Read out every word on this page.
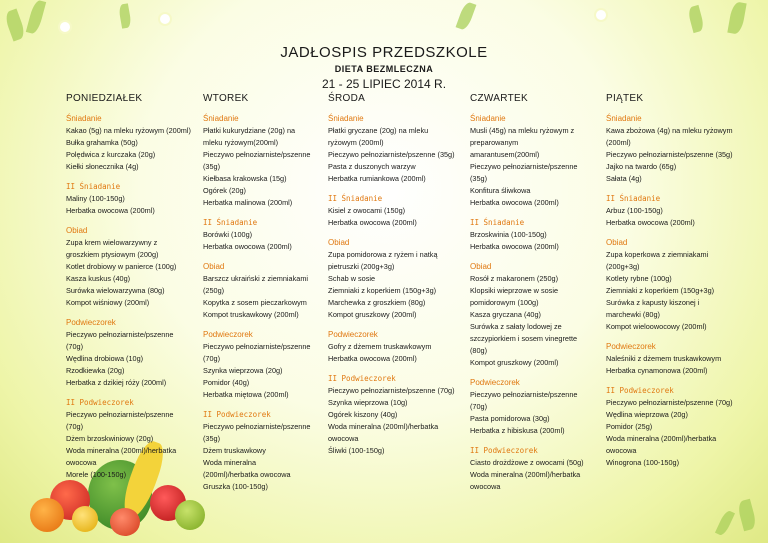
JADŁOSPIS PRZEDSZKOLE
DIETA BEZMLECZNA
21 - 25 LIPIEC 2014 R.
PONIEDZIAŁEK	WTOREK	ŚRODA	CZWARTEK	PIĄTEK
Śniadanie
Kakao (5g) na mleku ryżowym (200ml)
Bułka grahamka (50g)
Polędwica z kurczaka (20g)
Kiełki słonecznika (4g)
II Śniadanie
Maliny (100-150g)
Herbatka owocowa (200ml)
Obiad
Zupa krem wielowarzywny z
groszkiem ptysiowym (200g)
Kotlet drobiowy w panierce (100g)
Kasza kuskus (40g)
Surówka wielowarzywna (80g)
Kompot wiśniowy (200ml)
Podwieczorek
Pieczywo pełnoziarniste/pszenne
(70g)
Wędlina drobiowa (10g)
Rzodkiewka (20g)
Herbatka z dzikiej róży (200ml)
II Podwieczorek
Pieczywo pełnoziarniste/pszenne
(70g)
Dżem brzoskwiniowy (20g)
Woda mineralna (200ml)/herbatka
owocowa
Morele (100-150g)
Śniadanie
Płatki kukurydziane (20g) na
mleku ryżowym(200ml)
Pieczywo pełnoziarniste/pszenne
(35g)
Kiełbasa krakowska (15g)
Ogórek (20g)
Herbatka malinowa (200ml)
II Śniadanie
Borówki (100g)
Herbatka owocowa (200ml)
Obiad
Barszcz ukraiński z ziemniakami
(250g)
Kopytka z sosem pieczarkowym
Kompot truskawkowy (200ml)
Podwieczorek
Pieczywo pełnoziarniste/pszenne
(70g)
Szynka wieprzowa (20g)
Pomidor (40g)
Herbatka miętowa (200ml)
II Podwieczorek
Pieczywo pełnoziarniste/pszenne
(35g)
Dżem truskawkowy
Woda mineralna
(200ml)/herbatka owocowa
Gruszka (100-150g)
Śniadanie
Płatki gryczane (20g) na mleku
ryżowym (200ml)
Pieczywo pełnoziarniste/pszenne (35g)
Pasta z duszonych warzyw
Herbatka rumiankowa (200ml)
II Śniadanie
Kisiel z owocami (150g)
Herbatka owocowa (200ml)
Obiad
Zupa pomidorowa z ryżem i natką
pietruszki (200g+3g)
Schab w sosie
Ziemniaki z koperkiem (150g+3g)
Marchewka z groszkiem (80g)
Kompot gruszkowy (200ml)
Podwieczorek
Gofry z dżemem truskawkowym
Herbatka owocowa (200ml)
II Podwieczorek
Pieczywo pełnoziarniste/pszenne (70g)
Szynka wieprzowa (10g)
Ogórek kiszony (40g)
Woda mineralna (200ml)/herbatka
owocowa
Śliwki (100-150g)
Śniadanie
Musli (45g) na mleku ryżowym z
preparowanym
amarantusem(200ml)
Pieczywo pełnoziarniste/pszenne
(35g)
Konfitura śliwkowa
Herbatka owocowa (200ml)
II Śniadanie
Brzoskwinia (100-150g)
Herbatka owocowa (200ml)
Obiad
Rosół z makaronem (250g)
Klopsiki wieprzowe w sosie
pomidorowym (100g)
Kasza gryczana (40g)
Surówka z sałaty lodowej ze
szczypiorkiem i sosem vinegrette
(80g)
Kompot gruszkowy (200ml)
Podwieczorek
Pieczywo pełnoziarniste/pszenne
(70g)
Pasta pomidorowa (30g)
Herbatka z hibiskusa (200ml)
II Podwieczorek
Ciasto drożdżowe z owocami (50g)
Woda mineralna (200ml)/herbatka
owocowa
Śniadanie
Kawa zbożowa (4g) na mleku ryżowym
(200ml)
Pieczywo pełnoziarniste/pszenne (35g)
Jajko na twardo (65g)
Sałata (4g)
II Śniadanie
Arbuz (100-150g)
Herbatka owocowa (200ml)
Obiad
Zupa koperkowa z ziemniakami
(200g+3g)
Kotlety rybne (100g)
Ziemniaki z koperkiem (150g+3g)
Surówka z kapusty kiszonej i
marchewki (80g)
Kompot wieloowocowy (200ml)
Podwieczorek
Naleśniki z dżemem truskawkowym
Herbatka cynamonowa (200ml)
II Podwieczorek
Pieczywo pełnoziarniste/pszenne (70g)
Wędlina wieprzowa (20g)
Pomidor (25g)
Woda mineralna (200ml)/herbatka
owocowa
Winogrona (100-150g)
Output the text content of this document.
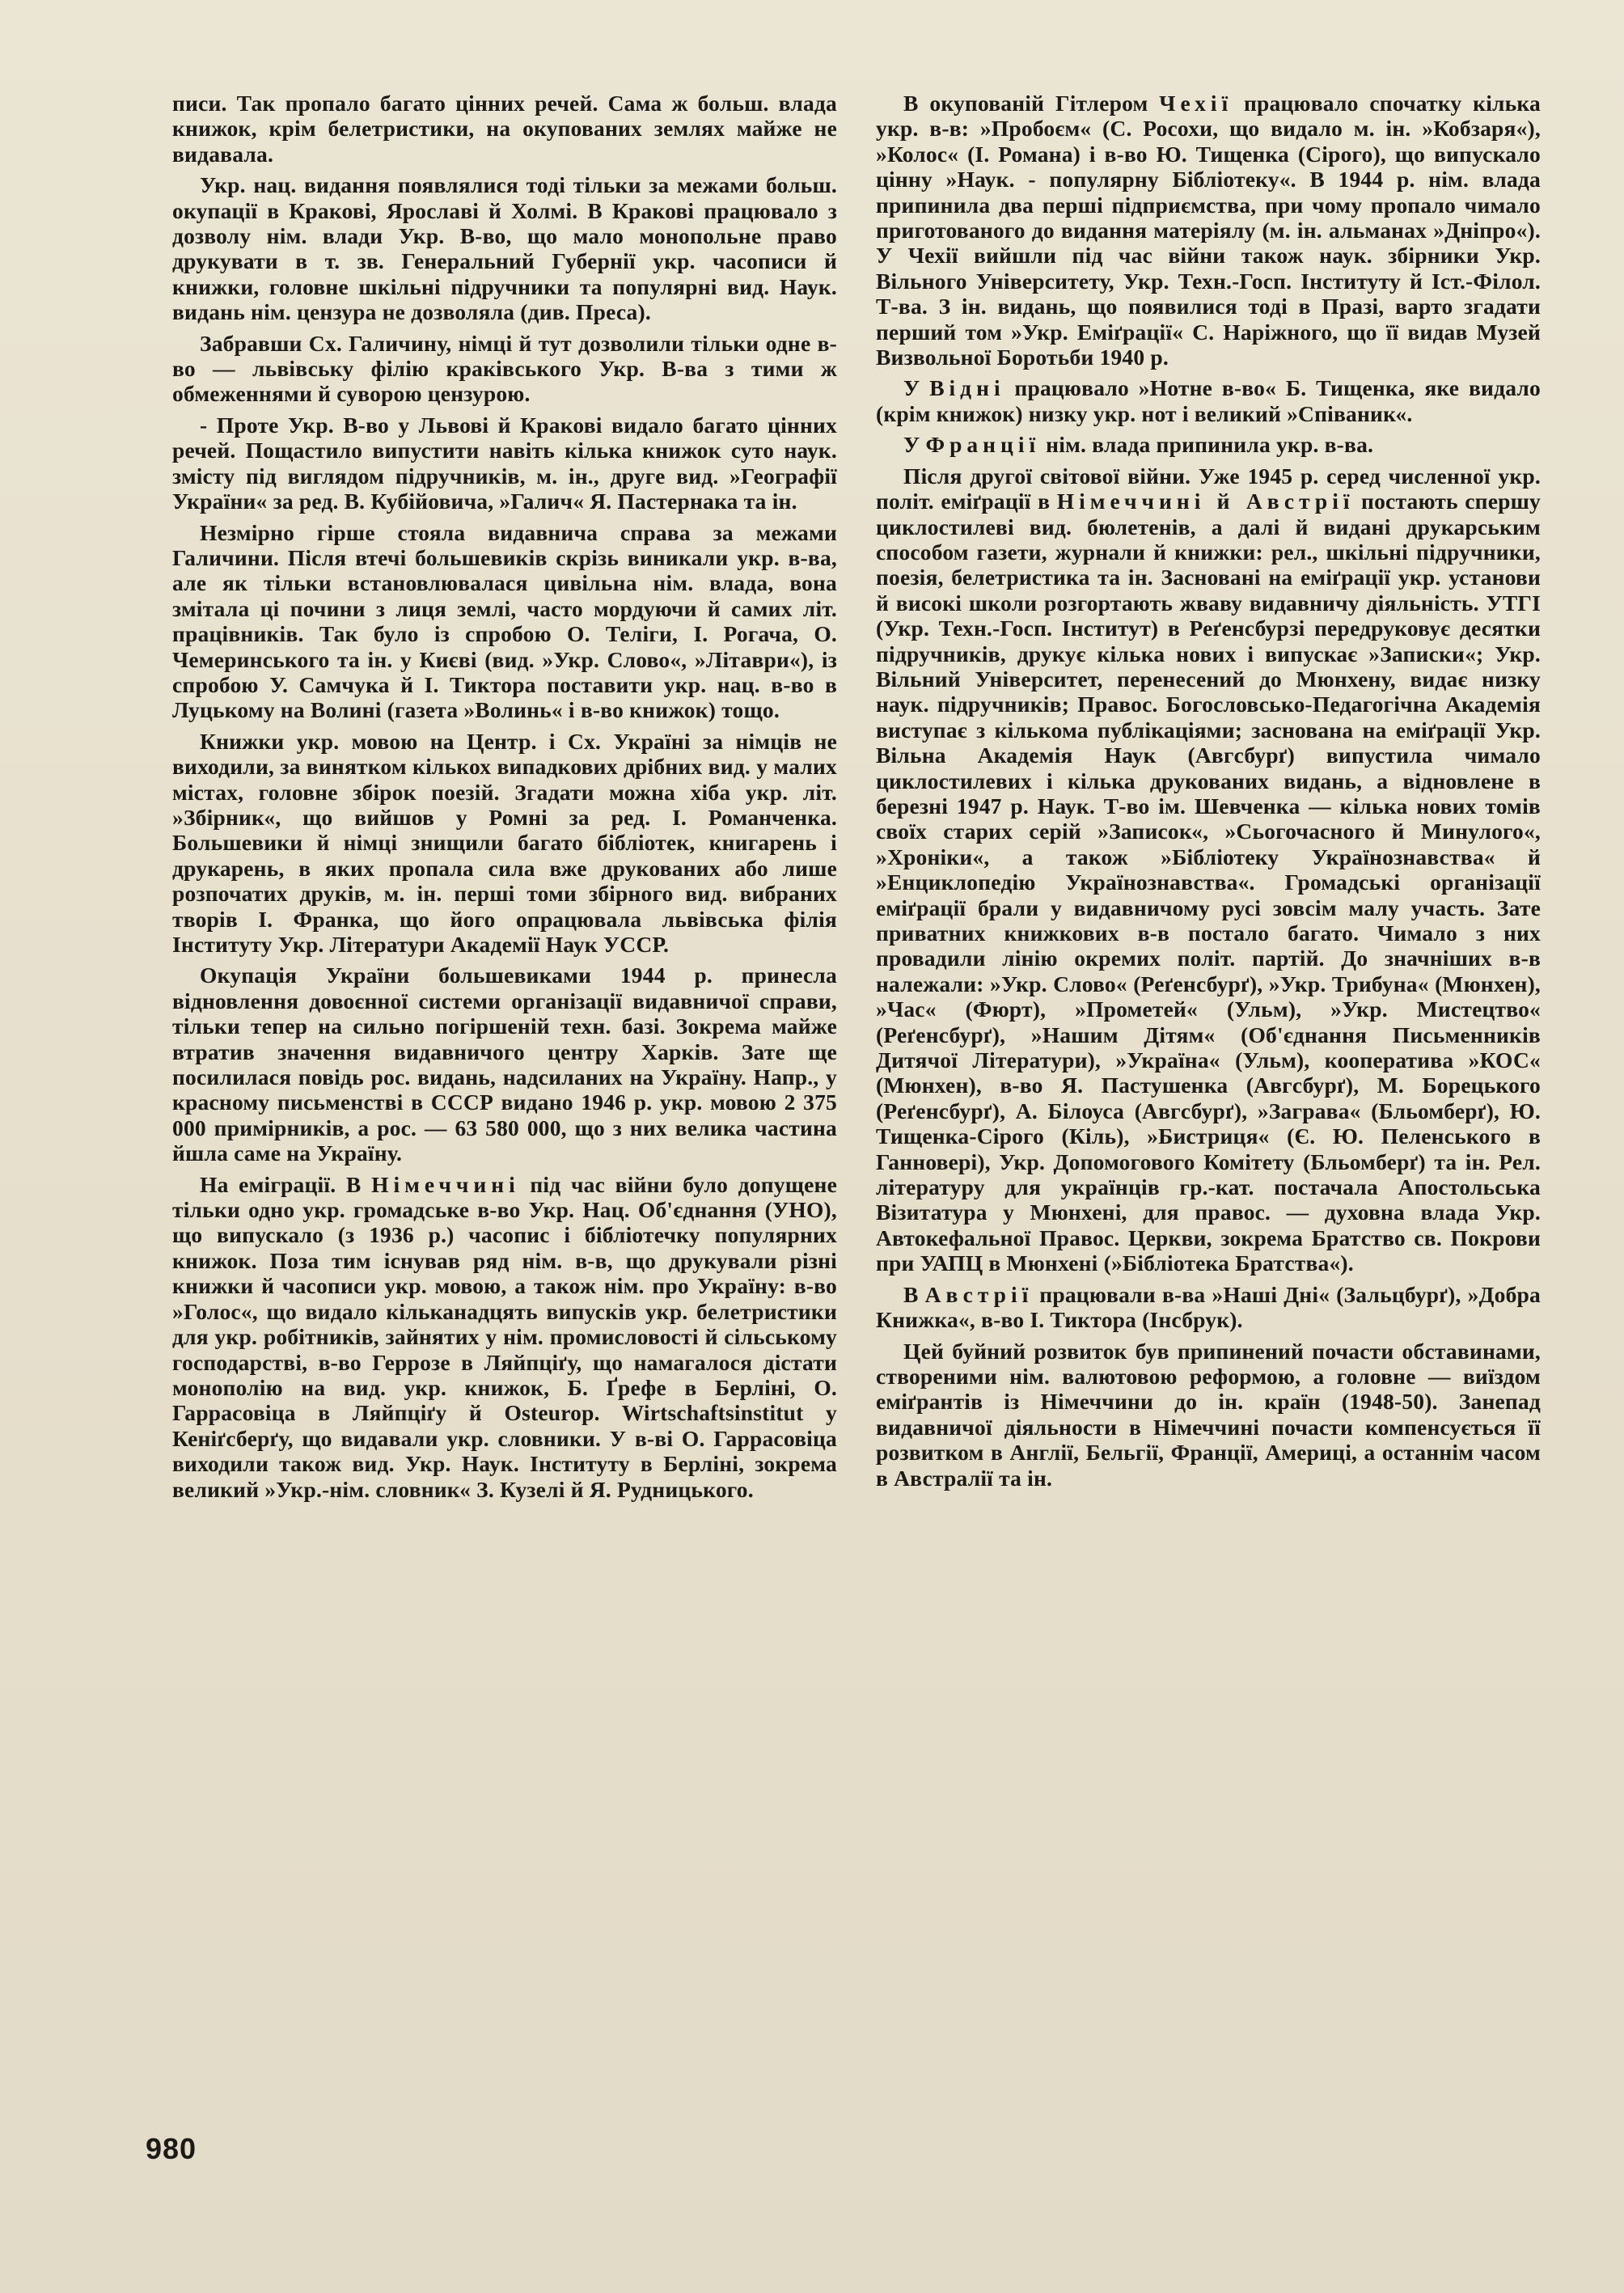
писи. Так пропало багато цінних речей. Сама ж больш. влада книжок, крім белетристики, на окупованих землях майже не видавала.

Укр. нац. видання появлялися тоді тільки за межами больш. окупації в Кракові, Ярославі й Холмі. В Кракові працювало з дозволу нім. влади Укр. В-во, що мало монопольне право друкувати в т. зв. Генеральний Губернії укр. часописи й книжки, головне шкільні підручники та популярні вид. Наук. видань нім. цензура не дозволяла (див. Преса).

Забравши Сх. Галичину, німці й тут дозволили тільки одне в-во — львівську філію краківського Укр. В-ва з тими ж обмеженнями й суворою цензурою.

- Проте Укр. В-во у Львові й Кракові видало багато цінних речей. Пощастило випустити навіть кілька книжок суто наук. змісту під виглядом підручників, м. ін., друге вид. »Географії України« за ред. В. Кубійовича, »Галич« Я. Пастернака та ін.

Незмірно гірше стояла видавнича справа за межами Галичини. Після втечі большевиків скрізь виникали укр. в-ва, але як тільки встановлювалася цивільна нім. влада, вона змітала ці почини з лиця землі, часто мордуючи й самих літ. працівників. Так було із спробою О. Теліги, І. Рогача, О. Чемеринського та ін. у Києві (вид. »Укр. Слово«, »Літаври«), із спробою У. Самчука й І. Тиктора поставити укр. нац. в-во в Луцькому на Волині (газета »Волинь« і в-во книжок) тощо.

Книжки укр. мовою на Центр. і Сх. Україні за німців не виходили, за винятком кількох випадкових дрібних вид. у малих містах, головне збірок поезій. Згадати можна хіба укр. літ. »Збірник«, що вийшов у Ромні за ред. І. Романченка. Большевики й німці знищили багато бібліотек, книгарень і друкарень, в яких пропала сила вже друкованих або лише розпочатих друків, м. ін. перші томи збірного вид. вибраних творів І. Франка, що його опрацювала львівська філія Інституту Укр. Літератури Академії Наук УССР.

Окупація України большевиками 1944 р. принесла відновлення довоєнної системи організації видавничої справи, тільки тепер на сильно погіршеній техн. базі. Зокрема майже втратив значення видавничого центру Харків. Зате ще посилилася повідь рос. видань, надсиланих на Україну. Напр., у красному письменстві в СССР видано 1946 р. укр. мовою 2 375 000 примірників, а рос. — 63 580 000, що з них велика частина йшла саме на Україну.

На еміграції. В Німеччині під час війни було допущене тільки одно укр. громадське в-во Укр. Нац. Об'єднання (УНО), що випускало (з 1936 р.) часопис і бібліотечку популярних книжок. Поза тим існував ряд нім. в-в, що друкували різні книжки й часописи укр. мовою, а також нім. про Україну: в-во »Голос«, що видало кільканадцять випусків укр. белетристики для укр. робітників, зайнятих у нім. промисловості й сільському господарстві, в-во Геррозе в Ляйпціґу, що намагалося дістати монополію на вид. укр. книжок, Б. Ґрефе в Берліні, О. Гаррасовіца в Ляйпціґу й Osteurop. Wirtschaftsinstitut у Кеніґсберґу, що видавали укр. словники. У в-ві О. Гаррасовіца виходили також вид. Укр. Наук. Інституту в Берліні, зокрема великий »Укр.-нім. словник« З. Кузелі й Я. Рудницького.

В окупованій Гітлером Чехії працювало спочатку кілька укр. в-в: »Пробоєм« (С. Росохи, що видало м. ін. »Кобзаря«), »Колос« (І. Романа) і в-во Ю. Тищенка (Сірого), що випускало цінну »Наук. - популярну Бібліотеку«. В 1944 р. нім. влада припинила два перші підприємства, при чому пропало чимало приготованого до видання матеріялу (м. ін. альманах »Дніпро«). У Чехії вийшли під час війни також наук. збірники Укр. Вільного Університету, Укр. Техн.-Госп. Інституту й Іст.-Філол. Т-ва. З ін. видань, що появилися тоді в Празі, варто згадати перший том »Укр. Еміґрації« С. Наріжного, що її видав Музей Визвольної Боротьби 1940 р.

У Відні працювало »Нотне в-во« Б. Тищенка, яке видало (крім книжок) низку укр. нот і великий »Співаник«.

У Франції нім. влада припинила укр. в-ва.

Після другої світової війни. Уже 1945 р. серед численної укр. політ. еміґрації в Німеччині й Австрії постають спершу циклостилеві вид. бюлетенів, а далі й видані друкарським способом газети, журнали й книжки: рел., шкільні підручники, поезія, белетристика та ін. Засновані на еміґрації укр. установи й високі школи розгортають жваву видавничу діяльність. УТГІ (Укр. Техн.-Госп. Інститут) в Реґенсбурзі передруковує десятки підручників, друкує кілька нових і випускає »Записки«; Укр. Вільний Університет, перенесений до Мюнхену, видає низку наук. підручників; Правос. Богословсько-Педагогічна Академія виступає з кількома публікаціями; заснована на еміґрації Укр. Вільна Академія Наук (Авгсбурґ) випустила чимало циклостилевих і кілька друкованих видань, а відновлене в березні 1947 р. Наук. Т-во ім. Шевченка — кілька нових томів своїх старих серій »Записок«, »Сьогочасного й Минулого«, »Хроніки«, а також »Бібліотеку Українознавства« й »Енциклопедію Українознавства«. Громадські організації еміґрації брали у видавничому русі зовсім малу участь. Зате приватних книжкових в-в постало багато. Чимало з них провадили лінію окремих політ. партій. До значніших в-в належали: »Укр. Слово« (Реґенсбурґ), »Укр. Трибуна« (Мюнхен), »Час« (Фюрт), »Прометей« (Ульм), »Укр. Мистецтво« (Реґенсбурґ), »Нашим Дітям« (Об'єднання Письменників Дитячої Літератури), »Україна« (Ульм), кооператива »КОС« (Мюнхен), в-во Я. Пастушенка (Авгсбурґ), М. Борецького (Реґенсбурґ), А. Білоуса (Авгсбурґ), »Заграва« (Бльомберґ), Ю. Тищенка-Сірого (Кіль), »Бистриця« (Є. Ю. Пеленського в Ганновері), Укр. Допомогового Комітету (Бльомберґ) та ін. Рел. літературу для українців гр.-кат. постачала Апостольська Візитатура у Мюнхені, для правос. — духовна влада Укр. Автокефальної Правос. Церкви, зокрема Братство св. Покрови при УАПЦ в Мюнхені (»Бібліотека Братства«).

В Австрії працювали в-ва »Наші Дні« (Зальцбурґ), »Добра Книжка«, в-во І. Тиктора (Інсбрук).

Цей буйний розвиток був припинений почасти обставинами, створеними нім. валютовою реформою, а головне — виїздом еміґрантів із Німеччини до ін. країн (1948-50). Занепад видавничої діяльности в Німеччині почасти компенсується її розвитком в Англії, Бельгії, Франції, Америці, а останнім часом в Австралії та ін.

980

+++

WHAT IS REQUIRED:
Pull every line holding "Zupa" out of the records.

SOLVED PROBLEM:
Zupa krem wielowarzywny z
Zupa pomidorowa z ryżem i natką
Zupa koperkowa z ziemniakami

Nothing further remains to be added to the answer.